<<<<
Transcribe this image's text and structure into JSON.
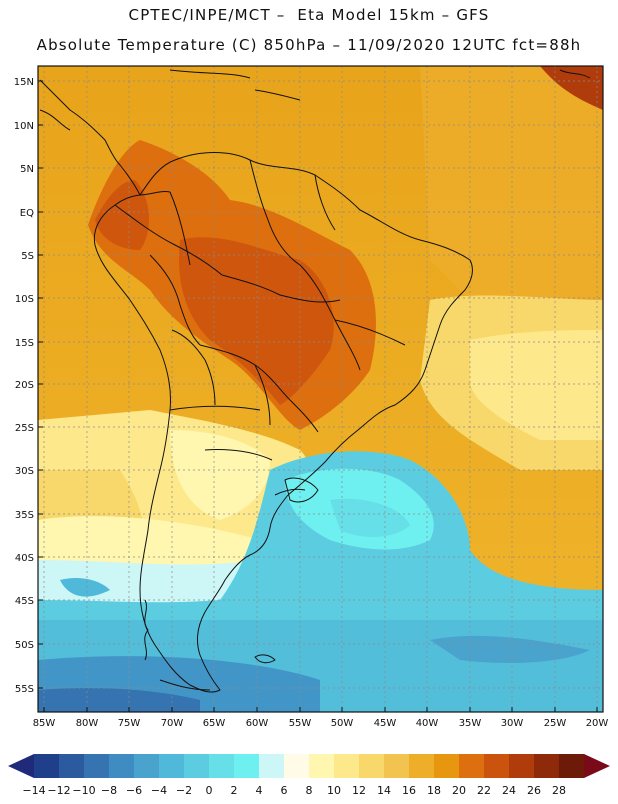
{
  "header": {
    "line1": "CPTEC/INPE/MCT –  Eta Model 15km – GFS",
    "line2": "Absolute Temperature (C) 850hPa – 11/09/2020 12UTC fct=88h"
  },
  "map": {
    "lat_labels": [
      "15N",
      "10N",
      "5N",
      "EQ",
      "5S",
      "10S",
      "15S",
      "20S",
      "25S",
      "30S",
      "35S",
      "40S",
      "45S",
      "50S",
      "55S"
    ],
    "lon_labels": [
      "85W",
      "80W",
      "75W",
      "70W",
      "65W",
      "60W",
      "55W",
      "50W",
      "45W",
      "40W",
      "35W",
      "30W",
      "25W",
      "20W"
    ]
  },
  "colorbar": {
    "labels": [
      "-14",
      "-12",
      "-10",
      "-8",
      "-6",
      "-4",
      "-2",
      "0",
      "2",
      "4",
      "6",
      "8",
      "10",
      "12",
      "14",
      "16",
      "18",
      "20",
      "22",
      "24",
      "26",
      "28"
    ],
    "colors": [
      "#1f3f8a",
      "#2b5a9e",
      "#3574b0",
      "#3f8cc2",
      "#4aa3cc",
      "#50b8d8",
      "#5ccde0",
      "#66dfe8",
      "#6ff0f0",
      "#cdf6f6",
      "#fffbe6",
      "#fff6b0",
      "#fde98c",
      "#f8d86a",
      "#f2c34f",
      "#eeae2a",
      "#e7960f",
      "#de6f0e",
      "#cc530d",
      "#b03c0c",
      "#8e2a0a",
      "#6e1a08"
    ],
    "under_color": "#1f2a7a",
    "over_color": "#7a0a1a"
  }
}
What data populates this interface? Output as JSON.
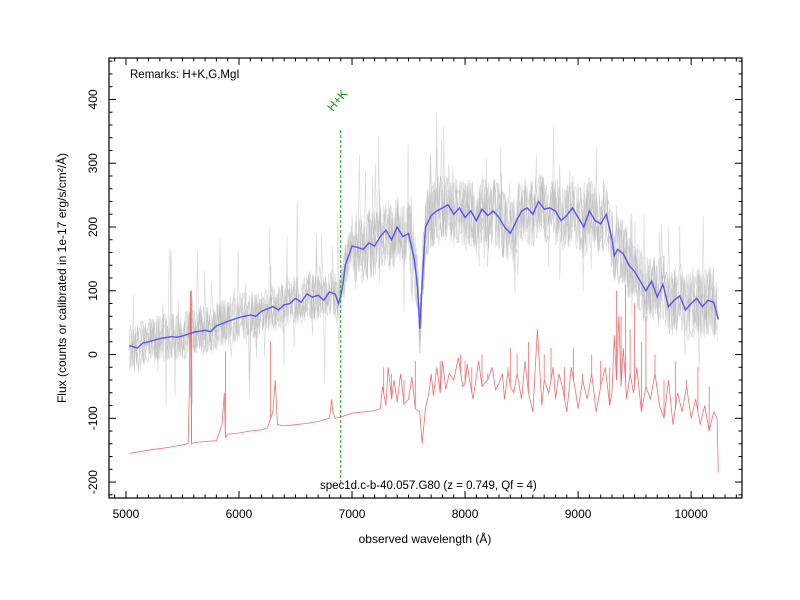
{
  "chart_data": {
    "type": "line",
    "xlabel": "observed wavelength (Å)",
    "ylabel": "Flux (counts or calibrated in 1e-17 erg/s/cm²/Å)",
    "xlim": [
      4850,
      10450
    ],
    "ylim": [
      -225,
      465
    ],
    "xticks": [
      5000,
      6000,
      7000,
      8000,
      9000,
      10000
    ],
    "yticks": [
      -200,
      -100,
      0,
      100,
      200,
      300,
      400
    ],
    "remarks": "Remarks: H+K,G,MgI",
    "caption": "spec1d.c-b-40.057.G80 (z = 0.749, Qf = 4)",
    "marker": {
      "label": "H+K",
      "x": 6900,
      "y_top": 352,
      "color": "#1a9a1a"
    },
    "colors": {
      "smoothed": "#5555ee",
      "raw": "#b8b8b8",
      "error": "#f07070",
      "marker": "#1a9a1a",
      "frame": "#000000"
    },
    "series": [
      {
        "key": "smoothed",
        "x": [
          5030,
          5100,
          5150,
          5200,
          5300,
          5400,
          5450,
          5500,
          5600,
          5700,
          5750,
          5800,
          5900,
          6000,
          6100,
          6150,
          6200,
          6300,
          6350,
          6400,
          6450,
          6500,
          6550,
          6600,
          6650,
          6700,
          6750,
          6800,
          6850,
          6880,
          6900,
          6920,
          6940,
          6960,
          6980,
          7000,
          7050,
          7100,
          7150,
          7200,
          7250,
          7300,
          7350,
          7400,
          7450,
          7500,
          7550,
          7580,
          7600,
          7620,
          7650,
          7700,
          7750,
          7800,
          7850,
          7900,
          7950,
          8000,
          8050,
          8100,
          8150,
          8200,
          8250,
          8300,
          8350,
          8400,
          8450,
          8500,
          8550,
          8600,
          8650,
          8700,
          8750,
          8800,
          8850,
          8900,
          8950,
          9000,
          9050,
          9100,
          9150,
          9200,
          9250,
          9300,
          9320,
          9350,
          9400,
          9450,
          9500,
          9550,
          9600,
          9650,
          9700,
          9750,
          9800,
          9850,
          9900,
          9950,
          10000,
          10050,
          10100,
          10150,
          10200,
          10240
        ],
        "y": [
          14,
          10,
          18,
          20,
          25,
          28,
          27,
          29,
          35,
          38,
          36,
          45,
          52,
          58,
          62,
          60,
          68,
          75,
          70,
          78,
          80,
          88,
          82,
          95,
          90,
          93,
          85,
          98,
          95,
          80,
          92,
          110,
          140,
          150,
          160,
          170,
          168,
          165,
          175,
          170,
          185,
          195,
          180,
          200,
          185,
          190,
          150,
          105,
          40,
          110,
          200,
          218,
          225,
          230,
          235,
          220,
          230,
          215,
          225,
          210,
          228,
          218,
          225,
          215,
          200,
          190,
          208,
          225,
          230,
          220,
          240,
          228,
          230,
          225,
          210,
          218,
          230,
          215,
          200,
          225,
          210,
          205,
          220,
          180,
          155,
          165,
          158,
          140,
          130,
          115,
          100,
          115,
          90,
          110,
          75,
          85,
          92,
          70,
          80,
          88,
          75,
          85,
          82,
          55
        ]
      },
      {
        "key": "error",
        "x": [
          5030,
          5200,
          5400,
          5550,
          5560,
          5570,
          5580,
          5600,
          5800,
          5850,
          5870,
          5880,
          5890,
          5900,
          6000,
          6100,
          6200,
          6250,
          6300,
          6320,
          6340,
          6400,
          6500,
          6600,
          6700,
          6800,
          6820,
          6830,
          6850,
          6900,
          6950,
          7000,
          7100,
          7200,
          7250,
          7270,
          7300,
          7320,
          7350,
          7370,
          7400,
          7430,
          7460,
          7500,
          7530,
          7560,
          7600,
          7620,
          7650,
          7680,
          7700,
          7720,
          7750,
          7780,
          7800,
          7830,
          7860,
          7900,
          7940,
          7980,
          8000,
          8020,
          8040,
          8070,
          8100,
          8120,
          8150,
          8200,
          8240,
          8270,
          8300,
          8330,
          8350,
          8380,
          8400,
          8430,
          8460,
          8500,
          8530,
          8560,
          8600,
          8640,
          8680,
          8700,
          8740,
          8780,
          8800,
          8830,
          8860,
          8900,
          8940,
          8980,
          9000,
          9040,
          9080,
          9120,
          9160,
          9200,
          9240,
          9280,
          9300,
          9320,
          9340,
          9360,
          9380,
          9400,
          9430,
          9460,
          9490,
          9520,
          9560,
          9600,
          9640,
          9680,
          9720,
          9760,
          9800,
          9840,
          9880,
          9920,
          9960,
          10000,
          10040,
          10080,
          10120,
          10160,
          10200,
          10230,
          10240
        ],
        "y": [
          -155,
          -150,
          -145,
          -140,
          -60,
          100,
          -140,
          -138,
          -135,
          -110,
          -60,
          -130,
          -128,
          -125,
          -123,
          -120,
          -118,
          -115,
          -90,
          -40,
          -110,
          -112,
          -110,
          -108,
          -105,
          -100,
          -70,
          -90,
          -100,
          -98,
          -95,
          -92,
          -90,
          -88,
          -85,
          -50,
          -80,
          -20,
          -70,
          -40,
          -75,
          -30,
          -78,
          -70,
          -35,
          -85,
          -90,
          -140,
          -85,
          -60,
          -30,
          -65,
          -20,
          -60,
          -10,
          -55,
          -30,
          -40,
          -5,
          -50,
          -45,
          -15,
          -40,
          -70,
          -35,
          -10,
          -50,
          -40,
          -20,
          -55,
          -45,
          -30,
          -70,
          -25,
          -50,
          -60,
          -30,
          -70,
          -10,
          -60,
          -90,
          40,
          -80,
          -40,
          -60,
          -20,
          -70,
          -30,
          -50,
          -90,
          -20,
          -60,
          -85,
          -40,
          -70,
          -30,
          -90,
          -50,
          -20,
          -80,
          -60,
          30,
          -40,
          60,
          -50,
          10,
          -70,
          -30,
          -60,
          -20,
          -90,
          -50,
          -70,
          -30,
          -80,
          -100,
          -40,
          -110,
          -60,
          -90,
          -50,
          -100,
          -70,
          -110,
          -80,
          -120,
          -90,
          -100,
          -185
        ]
      }
    ],
    "error_spikes": [
      {
        "x": 5580,
        "y": 100
      },
      {
        "x": 5880,
        "y": 5
      },
      {
        "x": 6280,
        "y": 20
      },
      {
        "x": 7280,
        "y": -20
      },
      {
        "x": 7350,
        "y": -30
      },
      {
        "x": 7460,
        "y": -40
      },
      {
        "x": 7560,
        "y": -10
      },
      {
        "x": 7700,
        "y": -30
      },
      {
        "x": 7780,
        "y": -10
      },
      {
        "x": 7960,
        "y": 0
      },
      {
        "x": 8000,
        "y": -10
      },
      {
        "x": 8060,
        "y": -20
      },
      {
        "x": 8150,
        "y": 0
      },
      {
        "x": 8200,
        "y": -30
      },
      {
        "x": 8380,
        "y": -20
      },
      {
        "x": 8400,
        "y": 10
      },
      {
        "x": 8460,
        "y": 0
      },
      {
        "x": 8520,
        "y": -30
      },
      {
        "x": 8560,
        "y": 20
      },
      {
        "x": 8640,
        "y": 40
      },
      {
        "x": 8700,
        "y": 0
      },
      {
        "x": 8760,
        "y": 10
      },
      {
        "x": 8880,
        "y": -20
      },
      {
        "x": 8960,
        "y": 10
      },
      {
        "x": 9040,
        "y": -30
      },
      {
        "x": 9120,
        "y": 0
      },
      {
        "x": 9200,
        "y": -10
      },
      {
        "x": 9280,
        "y": -20
      },
      {
        "x": 9340,
        "y": 100
      },
      {
        "x": 9380,
        "y": 60
      },
      {
        "x": 9420,
        "y": 110
      },
      {
        "x": 9460,
        "y": 40
      },
      {
        "x": 9500,
        "y": 80
      },
      {
        "x": 9560,
        "y": 20
      },
      {
        "x": 9600,
        "y": 60
      },
      {
        "x": 9680,
        "y": 0
      },
      {
        "x": 9760,
        "y": -40
      },
      {
        "x": 9860,
        "y": -10
      },
      {
        "x": 9960,
        "y": -40
      },
      {
        "x": 10060,
        "y": -20
      },
      {
        "x": 10160,
        "y": -50
      }
    ],
    "grid": false,
    "legend": "none"
  }
}
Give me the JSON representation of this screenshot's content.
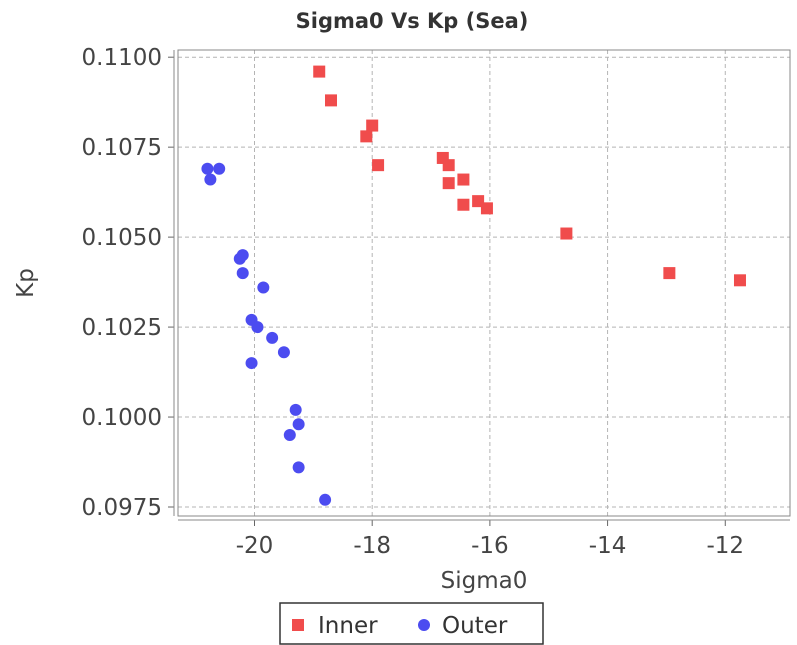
{
  "chart_data": {
    "type": "scatter",
    "title": "Sigma0 Vs Kp (Sea)",
    "xlabel": "Sigma0",
    "ylabel": "Kp",
    "xlim": [
      -21.3,
      -10.9
    ],
    "ylim": [
      0.09725,
      0.1102
    ],
    "xticks": [
      -20,
      -18,
      -16,
      -14,
      -12
    ],
    "xtick_labels": [
      "-20",
      "-18",
      "-16",
      "-14",
      "-12"
    ],
    "yticks": [
      0.0975,
      0.1,
      0.1025,
      0.105,
      0.1075,
      0.11
    ],
    "ytick_labels": [
      "0.0975",
      "0.1000",
      "0.1025",
      "0.1050",
      "0.1075",
      "0.1100"
    ],
    "grid": true,
    "legend_position": "bottom-center",
    "series": [
      {
        "name": "Inner",
        "marker": "square",
        "color": "#f04c4c",
        "points": [
          [
            -18.9,
            0.1096
          ],
          [
            -18.7,
            0.1088
          ],
          [
            -18.0,
            0.1081
          ],
          [
            -18.1,
            0.1078
          ],
          [
            -17.9,
            0.107
          ],
          [
            -16.8,
            0.1072
          ],
          [
            -16.7,
            0.107
          ],
          [
            -16.7,
            0.1065
          ],
          [
            -16.45,
            0.1066
          ],
          [
            -16.45,
            0.1059
          ],
          [
            -16.2,
            0.106
          ],
          [
            -16.05,
            0.1058
          ],
          [
            -14.7,
            0.1051
          ],
          [
            -12.95,
            0.104
          ],
          [
            -11.75,
            0.1038
          ]
        ]
      },
      {
        "name": "Outer",
        "marker": "circle",
        "color": "#4c4cf0",
        "points": [
          [
            -20.8,
            0.1069
          ],
          [
            -20.6,
            0.1069
          ],
          [
            -20.75,
            0.1066
          ],
          [
            -20.2,
            0.1045
          ],
          [
            -20.25,
            0.1044
          ],
          [
            -20.2,
            0.104
          ],
          [
            -19.85,
            0.1036
          ],
          [
            -20.05,
            0.1027
          ],
          [
            -19.95,
            0.1025
          ],
          [
            -19.7,
            0.1022
          ],
          [
            -19.5,
            0.1018
          ],
          [
            -20.05,
            0.1015
          ],
          [
            -19.3,
            0.1002
          ],
          [
            -19.25,
            0.0998
          ],
          [
            -19.4,
            0.0995
          ],
          [
            -19.25,
            0.0986
          ],
          [
            -18.8,
            0.0977
          ]
        ]
      }
    ]
  }
}
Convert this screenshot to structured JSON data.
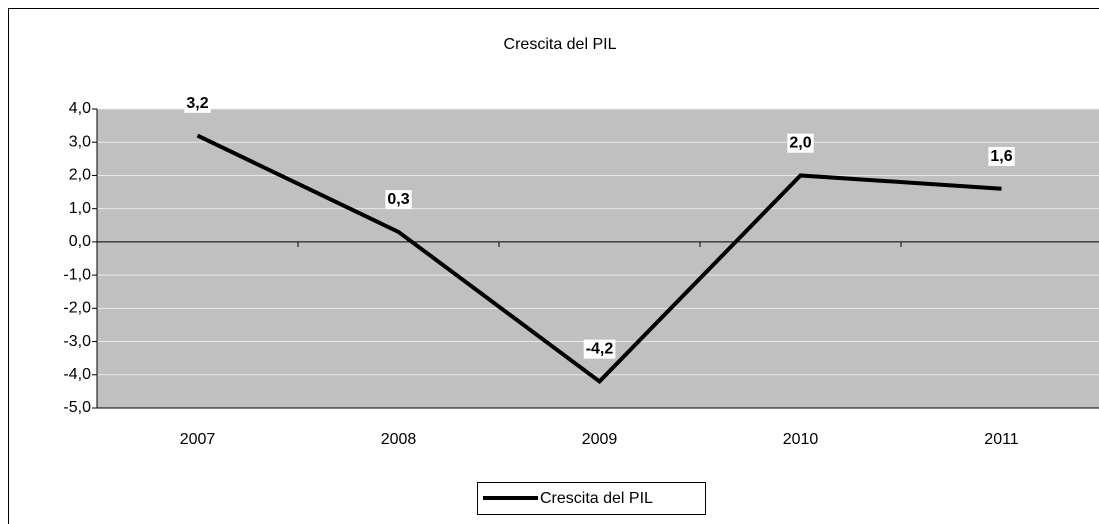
{
  "chart_data": {
    "type": "line",
    "title": "Crescita del PIL",
    "categories": [
      "2007",
      "2008",
      "2009",
      "2010",
      "2011"
    ],
    "series": [
      {
        "name": "Crescita del PIL",
        "color": "#000000",
        "values": [
          3.2,
          0.3,
          -4.2,
          2.0,
          1.6
        ],
        "value_labels": [
          "3,2",
          "0,3",
          "-4,2",
          "2,0",
          "1,6"
        ]
      }
    ],
    "ylim": [
      -5,
      4
    ],
    "yticks": [
      {
        "value": -5,
        "label": "-5,0"
      },
      {
        "value": -4,
        "label": "-4,0"
      },
      {
        "value": -3,
        "label": "-3,0"
      },
      {
        "value": -2,
        "label": "-2,0"
      },
      {
        "value": -1,
        "label": "-1,0"
      },
      {
        "value": 0,
        "label": "0,0"
      },
      {
        "value": 1,
        "label": "1,0"
      },
      {
        "value": 2,
        "label": "2,0"
      },
      {
        "value": 3,
        "label": "3,0"
      },
      {
        "value": 4,
        "label": "4,0"
      }
    ],
    "grid": true,
    "plot_background": "#c0c0c0",
    "legend": "bottom"
  }
}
>>>>
### WORK INSTRUCTIONS
Each line of the data that includes the word "ylabel" counts once; report the total and nothing more.

### TASK RESULT
2